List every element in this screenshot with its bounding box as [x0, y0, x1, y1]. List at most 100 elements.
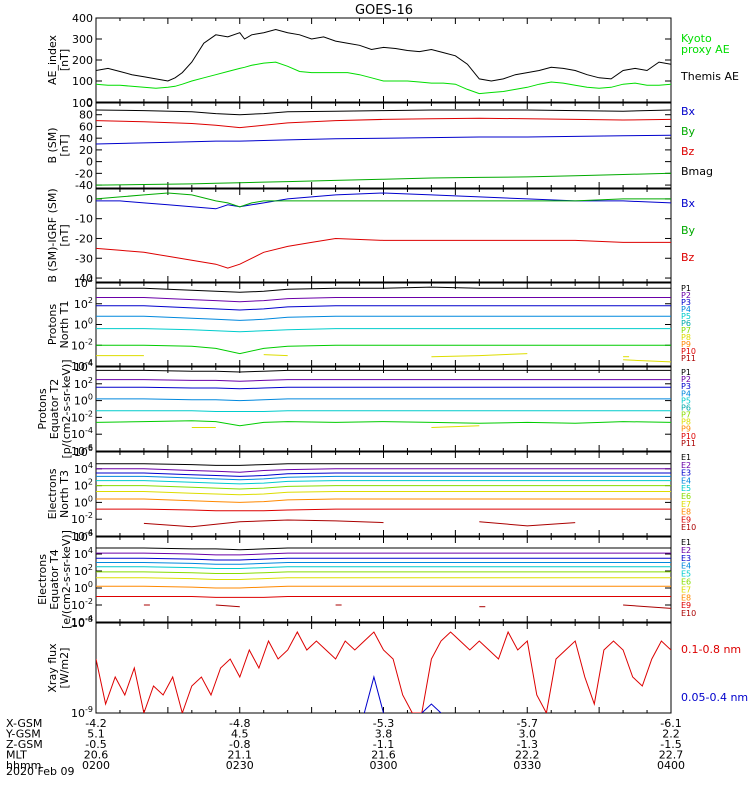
y-axis-label: [nT]	[58, 49, 71, 71]
series-line-e3	[96, 557, 671, 561]
legend-entry: E5	[681, 570, 691, 579]
series-line-e4	[96, 562, 671, 565]
ephemeris-value: -4.2	[85, 717, 106, 730]
y-tick-label: 40	[79, 132, 93, 145]
legend-entry: P11	[681, 439, 696, 448]
y-axis-label: [W/m2]	[58, 648, 71, 689]
y-tick-label: -20	[75, 167, 93, 180]
y-tick-exponent: 6	[88, 444, 93, 453]
ephemeris-value: -0.5	[85, 738, 106, 751]
legend-entry: P5	[681, 396, 691, 405]
panel-frame	[95, 282, 672, 367]
series-line-bx	[96, 134, 671, 145]
legend-entry: E4	[681, 476, 691, 485]
ephemeris-value: 0300	[370, 759, 398, 772]
legend-entry: E1	[681, 538, 691, 547]
y-tick-label: -40	[75, 179, 93, 192]
y-tick-exponent: -4	[85, 614, 93, 623]
legend-entry: E1	[681, 453, 691, 462]
y-tick-exponent: 6	[88, 529, 93, 538]
y-tick-label: 102	[74, 478, 93, 493]
y-tick-exponent: -4	[85, 528, 93, 537]
panel-3: -40 -30 -20 -10 0 B (SM)-IGRF (SM) [nT] Bx By Bz	[46, 188, 696, 285]
panel-frame	[95, 188, 672, 283]
series-line-e1	[96, 463, 671, 466]
legend-entry: P2	[681, 291, 691, 300]
y-axis-label: North T1	[58, 301, 71, 349]
y-axis-label: Electrons	[46, 468, 59, 519]
ephemeris-value: 3.0	[519, 728, 537, 741]
legend-entry: Bmag	[681, 165, 713, 178]
series-line-0-05-0-4-nm	[363, 675, 384, 713]
y-axis-label: [p/(cm2-s-sr-keV)]	[60, 359, 73, 458]
ephemeris-value: -4.8	[229, 717, 250, 730]
panel-frame	[95, 17, 672, 103]
y-tick-exponent: 2	[88, 563, 93, 572]
legend-entry: P9	[681, 340, 691, 349]
y-tick-exponent: 2	[88, 376, 93, 385]
legend-entry: P6	[681, 319, 691, 328]
y-axis-label: [e/(cm2-s-sr-keV)]	[60, 530, 73, 629]
y-tick-exponent: -6	[85, 443, 93, 452]
legend-entry: P3	[681, 382, 691, 391]
y-tick-exponent: 0	[88, 494, 93, 503]
ephemeris-value: -6.1	[660, 717, 681, 730]
series-line-bz	[96, 117, 671, 129]
y-axis-label: [nT]	[58, 134, 71, 156]
y-tick-label: 102	[74, 563, 93, 578]
ephemeris-row-label: Z-GSM	[6, 738, 43, 751]
ephemeris-value: 21.1	[228, 749, 253, 762]
series-line-p10	[623, 359, 671, 363]
y-axis-label: B (SM)	[46, 127, 59, 163]
y-axis-label: B (SM)-IGRF (SM)	[46, 188, 59, 282]
series-line-p2	[96, 379, 671, 382]
y-tick-exponent: -2	[85, 511, 93, 520]
y-tick-label: 10-2	[71, 597, 93, 612]
y-tick-exponent: -4	[85, 358, 93, 367]
series-line-e6	[96, 571, 671, 574]
y-tick-exponent: -4	[85, 426, 93, 435]
series-line-e1	[96, 547, 671, 551]
series-line-by	[96, 192, 671, 208]
series-line-e9	[96, 508, 671, 512]
y-tick-label: 100	[74, 317, 93, 332]
y-tick-label: 60	[79, 120, 93, 133]
legend-entry: E10	[681, 523, 696, 532]
y-tick-label: 100	[74, 393, 93, 408]
series-line-p1	[96, 369, 671, 373]
y-tick-exponent: -8	[85, 615, 93, 624]
legend-entry: P7	[681, 411, 691, 420]
legend-entry: E5	[681, 484, 691, 493]
legend-entry: P4	[681, 389, 691, 398]
legend-entry: P2	[681, 375, 691, 384]
ephemeris-value: 0230	[226, 759, 254, 772]
y-tick-label: 300	[72, 33, 93, 46]
series-line-e5	[96, 566, 671, 569]
series-line-0-1-0-8-nm	[96, 630, 671, 713]
y-axis-label: Equator T2	[48, 379, 61, 439]
y-tick-label: 10-8	[71, 615, 93, 630]
series-line-e8	[96, 498, 671, 503]
y-tick-label: 106	[74, 444, 93, 459]
y-axis-label: [nT]	[58, 224, 71, 246]
y-tick-label: -40	[75, 272, 93, 285]
series-line-e10	[479, 521, 576, 527]
series-line-themis-ae	[96, 28, 671, 82]
legend-entry: E3	[681, 554, 691, 563]
y-axis-label: Protons	[36, 388, 49, 429]
y-tick-label: 400	[72, 12, 93, 25]
y-tick-label: 102	[74, 296, 93, 311]
y-tick-exponent: 0	[88, 317, 93, 326]
ephemeris-value: 20.6	[84, 749, 109, 762]
legend-entry: P7	[681, 326, 691, 335]
ephemeris-value: 0200	[82, 759, 110, 772]
legend-entry: E3	[681, 469, 691, 478]
series-line-p3	[96, 305, 671, 311]
series-line-p4	[96, 398, 671, 402]
y-tick-label: 0	[86, 193, 93, 206]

******************************

Reproduce the lines above, switching every "legend-entry" to "legend-item" and changing nothing else. Leave the pictures out of the answer.

List every element in this screenshot with its bounding box as [x0, y0, x1, y1]. List at most 100 elements.
y-axis-label: [nT]	[58, 49, 71, 71]
series-line-e3	[96, 557, 671, 561]
legend-item: E5	[681, 570, 691, 579]
series-line-e4	[96, 562, 671, 565]
ephemeris-value: -4.2	[85, 717, 106, 730]
y-tick-label: 40	[79, 132, 93, 145]
legend-item: P11	[681, 439, 696, 448]
y-axis-label: [W/m2]	[58, 648, 71, 689]
y-tick-label: -20	[75, 167, 93, 180]
y-tick-exponent: 6	[88, 444, 93, 453]
ephemeris-value: -0.5	[85, 738, 106, 751]
legend-item: P5	[681, 396, 691, 405]
panel-frame	[95, 282, 672, 367]
series-line-bx	[96, 134, 671, 145]
legend-item: E4	[681, 476, 691, 485]
ephemeris-value: 0300	[370, 759, 398, 772]
legend-item: E1	[681, 538, 691, 547]
y-tick-label: -40	[75, 179, 93, 192]
y-tick-exponent: -4	[85, 614, 93, 623]
legend-item: E1	[681, 453, 691, 462]
y-tick-exponent: 6	[88, 529, 93, 538]
y-tick-label: 102	[74, 478, 93, 493]
y-tick-exponent: -4	[85, 528, 93, 537]
panel-3: -40 -30 -20 -10 0 B (SM)-IGRF (SM) [nT] Bx By Bz	[46, 188, 696, 285]
panel-frame	[95, 188, 672, 283]
series-line-e1	[96, 463, 671, 466]
legend-item: P2	[681, 291, 691, 300]
y-axis-label: North T1	[58, 301, 71, 349]
y-axis-label: Electrons	[46, 468, 59, 519]
ephemeris-value: 3.0	[519, 728, 537, 741]
legend-item: Bmag	[681, 165, 713, 178]
series-line-0-05-0-4-nm	[363, 675, 384, 713]
y-axis-label: [p/(cm2-s-sr-keV)]	[60, 359, 73, 458]
ephemeris-value: -4.8	[229, 717, 250, 730]
panel-frame	[95, 17, 672, 103]
y-tick-exponent: 2	[88, 563, 93, 572]
legend-item: P9	[681, 340, 691, 349]
y-tick-exponent: 2	[88, 376, 93, 385]
legend-item: P6	[681, 319, 691, 328]
y-axis-label: [e/(cm2-s-sr-keV)]	[60, 530, 73, 629]
y-tick-exponent: -6	[85, 443, 93, 452]
legend-item: P3	[681, 382, 691, 391]
y-tick-exponent: 0	[88, 494, 93, 503]
ephemeris-value: -6.1	[660, 717, 681, 730]
series-line-bz	[96, 117, 671, 129]
y-axis-label: [nT]	[58, 134, 71, 156]
y-tick-label: 102	[74, 563, 93, 578]
ephemeris-row-label: Z-GSM	[6, 738, 43, 751]
ephemeris-value: 21.1	[228, 749, 253, 762]
series-line-p10	[623, 359, 671, 363]
y-axis-label: B (SM)	[46, 127, 59, 163]
y-axis-label: B (SM)-IGRF (SM)	[46, 188, 59, 282]
series-line-p2	[96, 379, 671, 382]
y-tick-exponent: -2	[85, 511, 93, 520]
y-tick-label: 10-2	[71, 597, 93, 612]
y-tick-exponent: -4	[85, 358, 93, 367]
series-line-e6	[96, 571, 671, 574]
y-tick-exponent: -4	[85, 426, 93, 435]
series-line-e1	[96, 547, 671, 551]
series-line-by	[96, 192, 671, 208]
series-line-e9	[96, 508, 671, 512]
y-tick-label: 100	[74, 317, 93, 332]
y-tick-label: 60	[79, 120, 93, 133]
legend-item: E10	[681, 523, 696, 532]
y-tick-label: 100	[74, 393, 93, 408]
series-line-p1	[96, 369, 671, 373]
y-tick-exponent: -8	[85, 615, 93, 624]
legend-item: P7	[681, 411, 691, 420]
legend-item: E5	[681, 484, 691, 493]
legend-item: P4	[681, 389, 691, 398]
legend-item: P2	[681, 375, 691, 384]
ephemeris-value: 0230	[226, 759, 254, 772]
y-tick-label: 300	[72, 33, 93, 46]
series-line-e5	[96, 566, 671, 569]
series-line-0-1-0-8-nm	[96, 630, 671, 713]
y-axis-label: Equator T2	[48, 379, 61, 439]
y-tick-label: 10-8	[71, 615, 93, 630]
series-line-e8	[96, 498, 671, 503]
y-tick-label: 106	[74, 444, 93, 459]
y-axis-label: [nT]	[58, 224, 71, 246]
y-tick-label: -40	[75, 272, 93, 285]
series-line-e10	[479, 521, 576, 527]
series-line-themis-ae	[96, 28, 671, 82]
legend-item: E3	[681, 554, 691, 563]
y-axis-label: Protons	[36, 388, 49, 429]
y-tick-label: 400	[72, 12, 93, 25]
y-tick-label: 102	[74, 296, 93, 311]
y-tick-exponent: 0	[88, 317, 93, 326]
ephemeris-value: 20.6	[84, 749, 109, 762]
legend-item: P7	[681, 326, 691, 335]
ephemeris-value: 0200	[82, 759, 110, 772]
legend-item: E3	[681, 469, 691, 478]
series-line-p3	[96, 305, 671, 311]
series-line-p4	[96, 398, 671, 402]
y-tick-label: 0	[86, 193, 93, 206]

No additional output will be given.